Your goal: Type every record exactly as it appears.
------------------------------------
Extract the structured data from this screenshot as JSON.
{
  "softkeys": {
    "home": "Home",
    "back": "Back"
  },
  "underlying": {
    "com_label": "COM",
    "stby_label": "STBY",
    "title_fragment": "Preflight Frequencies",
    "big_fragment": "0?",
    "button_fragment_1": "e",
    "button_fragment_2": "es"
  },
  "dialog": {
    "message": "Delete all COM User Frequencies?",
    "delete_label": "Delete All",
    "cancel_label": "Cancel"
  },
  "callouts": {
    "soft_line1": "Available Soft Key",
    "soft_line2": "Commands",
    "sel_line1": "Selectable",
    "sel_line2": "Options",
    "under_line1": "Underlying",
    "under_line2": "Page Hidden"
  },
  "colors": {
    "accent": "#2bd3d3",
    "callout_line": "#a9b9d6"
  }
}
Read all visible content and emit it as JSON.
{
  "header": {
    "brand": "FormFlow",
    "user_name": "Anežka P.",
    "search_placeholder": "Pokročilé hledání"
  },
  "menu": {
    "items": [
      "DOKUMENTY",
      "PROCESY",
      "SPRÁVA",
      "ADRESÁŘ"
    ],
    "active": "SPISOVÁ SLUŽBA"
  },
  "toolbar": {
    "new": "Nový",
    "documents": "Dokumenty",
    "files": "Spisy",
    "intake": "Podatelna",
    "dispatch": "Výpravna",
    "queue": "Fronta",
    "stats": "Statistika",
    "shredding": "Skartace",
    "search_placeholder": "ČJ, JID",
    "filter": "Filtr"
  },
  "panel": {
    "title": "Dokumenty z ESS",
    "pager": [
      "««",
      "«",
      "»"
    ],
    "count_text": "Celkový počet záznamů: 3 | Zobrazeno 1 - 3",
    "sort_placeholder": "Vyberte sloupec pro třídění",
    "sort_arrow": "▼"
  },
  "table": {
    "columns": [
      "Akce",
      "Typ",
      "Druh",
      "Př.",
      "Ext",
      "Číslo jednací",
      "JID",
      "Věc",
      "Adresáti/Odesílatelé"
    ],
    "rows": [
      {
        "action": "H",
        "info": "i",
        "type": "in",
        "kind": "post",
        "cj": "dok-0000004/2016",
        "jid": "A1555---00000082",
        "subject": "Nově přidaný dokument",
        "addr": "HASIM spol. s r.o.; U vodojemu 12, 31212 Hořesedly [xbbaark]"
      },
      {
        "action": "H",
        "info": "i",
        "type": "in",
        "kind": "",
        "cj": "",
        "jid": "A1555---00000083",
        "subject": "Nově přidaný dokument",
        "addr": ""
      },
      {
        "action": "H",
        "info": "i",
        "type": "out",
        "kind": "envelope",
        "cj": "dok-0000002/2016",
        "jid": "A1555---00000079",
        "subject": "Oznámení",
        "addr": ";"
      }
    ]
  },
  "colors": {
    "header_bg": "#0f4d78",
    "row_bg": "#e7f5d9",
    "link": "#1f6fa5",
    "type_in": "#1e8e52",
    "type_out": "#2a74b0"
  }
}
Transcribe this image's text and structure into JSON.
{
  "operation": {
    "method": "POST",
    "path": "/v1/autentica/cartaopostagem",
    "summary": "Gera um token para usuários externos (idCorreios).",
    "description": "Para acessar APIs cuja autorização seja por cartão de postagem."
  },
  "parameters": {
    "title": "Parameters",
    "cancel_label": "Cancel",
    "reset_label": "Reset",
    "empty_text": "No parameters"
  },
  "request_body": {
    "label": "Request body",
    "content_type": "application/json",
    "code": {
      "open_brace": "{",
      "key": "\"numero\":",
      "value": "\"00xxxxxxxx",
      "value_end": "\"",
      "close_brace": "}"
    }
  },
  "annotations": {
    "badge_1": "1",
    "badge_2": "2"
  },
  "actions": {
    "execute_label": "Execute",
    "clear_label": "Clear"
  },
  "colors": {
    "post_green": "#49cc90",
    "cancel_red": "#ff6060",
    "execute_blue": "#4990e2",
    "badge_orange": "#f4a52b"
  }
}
------------------------------------
Output of the exercise:
Extract the structured data from this screenshot as JSON.
{
  "softkeys": {
    "home": "Home",
    "back": "Back"
  },
  "underlying": {
    "com_label": "COM",
    "stby_label": "STBY",
    "title_fragment": "Preflight Frequencies",
    "big_fragment": "0?",
    "button_fragment_1": "e",
    "button_fragment_2": "es"
  },
  "dialog": {
    "message": "Delete all COM User Frequencies?",
    "delete_label": "Delete All",
    "cancel_label": "Cancel"
  },
  "callouts": {
    "soft_line1": "Available Soft Key",
    "soft_line2": "Commands",
    "sel_line1": "Selectable",
    "sel_line2": "Options",
    "under_line1": "Underlying",
    "under_line2": "Page Hidden"
  },
  "colors": {
    "accent": "#2bd3d3",
    "callout_line": "#a9b9d6"
  }
}
Read all visible content and emit it as JSON.
{
  "header": {
    "brand": "FormFlow",
    "user_name": "Anežka P.",
    "search_placeholder": "Pokročilé hledání"
  },
  "menu": {
    "items": [
      "DOKUMENTY",
      "PROCESY",
      "SPRÁVA",
      "ADRESÁŘ"
    ],
    "active": "SPISOVÁ SLUŽBA"
  },
  "toolbar": {
    "new": "Nový",
    "documents": "Dokumenty",
    "files": "Spisy",
    "intake": "Podatelna",
    "dispatch": "Výpravna",
    "queue": "Fronta",
    "stats": "Statistika",
    "shredding": "Skartace",
    "search_placeholder": "ČJ, JID",
    "filter": "Filtr"
  },
  "panel": {
    "title": "Dokumenty z ESS",
    "pager": [
      "««",
      "«",
      "»"
    ],
    "count_text": "Celkový počet záznamů: 3 | Zobrazeno 1 - 3",
    "sort_placeholder": "Vyberte sloupec pro třídění",
    "sort_arrow": "▼"
  },
  "table": {
    "columns": [
      "Akce",
      "Typ",
      "Druh",
      "Př.",
      "Ext",
      "Číslo jednací",
      "JID",
      "Věc",
      "Adresáti/Odesílatelé"
    ],
    "rows": [
      {
        "action": "H",
        "info": "i",
        "type": "in",
        "kind": "post",
        "cj": "dok-0000004/2016",
        "jid": "A1555---00000082",
        "subject": "Nově přidaný dokument",
        "addr": "HASIM spol. s r.o.; U vodojemu 12, 31212 Hořesedly [xbbaark]"
      },
      {
        "action": "H",
        "info": "i",
        "type": "in",
        "kind": "",
        "cj": "",
        "jid": "A1555---00000083",
        "subject": "Nově přidaný dokument",
        "addr": ""
      },
      {
        "action": "H",
        "info": "i",
        "type": "out",
        "kind": "envelope",
        "cj": "dok-0000002/2016",
        "jid": "A1555---00000079",
        "subject": "Oznámení",
        "addr": ";"
      }
    ]
  },
  "colors": {
    "header_bg": "#0f4d78",
    "row_bg": "#e7f5d9",
    "link": "#1f6fa5",
    "type_in": "#1e8e52",
    "type_out": "#2a74b0"
  }
}
Transcribe this image's text and structure into JSON.
{
  "operation": {
    "method": "POST",
    "path": "/v1/autentica/cartaopostagem",
    "summary": "Gera um token para usuários externos (idCorreios).",
    "description": "Para acessar APIs cuja autorização seja por cartão de postagem."
  },
  "parameters": {
    "title": "Parameters",
    "cancel_label": "Cancel",
    "reset_label": "Reset",
    "empty_text": "No parameters"
  },
  "request_body": {
    "label": "Request body",
    "content_type": "application/json",
    "code": {
      "open_brace": "{",
      "key": "\"numero\":",
      "value": "\"00xxxxxxxx",
      "value_end": "\"",
      "close_brace": "}"
    }
  },
  "annotations": {
    "badge_1": "1",
    "badge_2": "2"
  },
  "actions": {
    "execute_label": "Execute",
    "clear_label": "Clear"
  },
  "colors": {
    "post_green": "#49cc90",
    "cancel_red": "#ff6060",
    "execute_blue": "#4990e2",
    "badge_orange": "#f4a52b"
  }
}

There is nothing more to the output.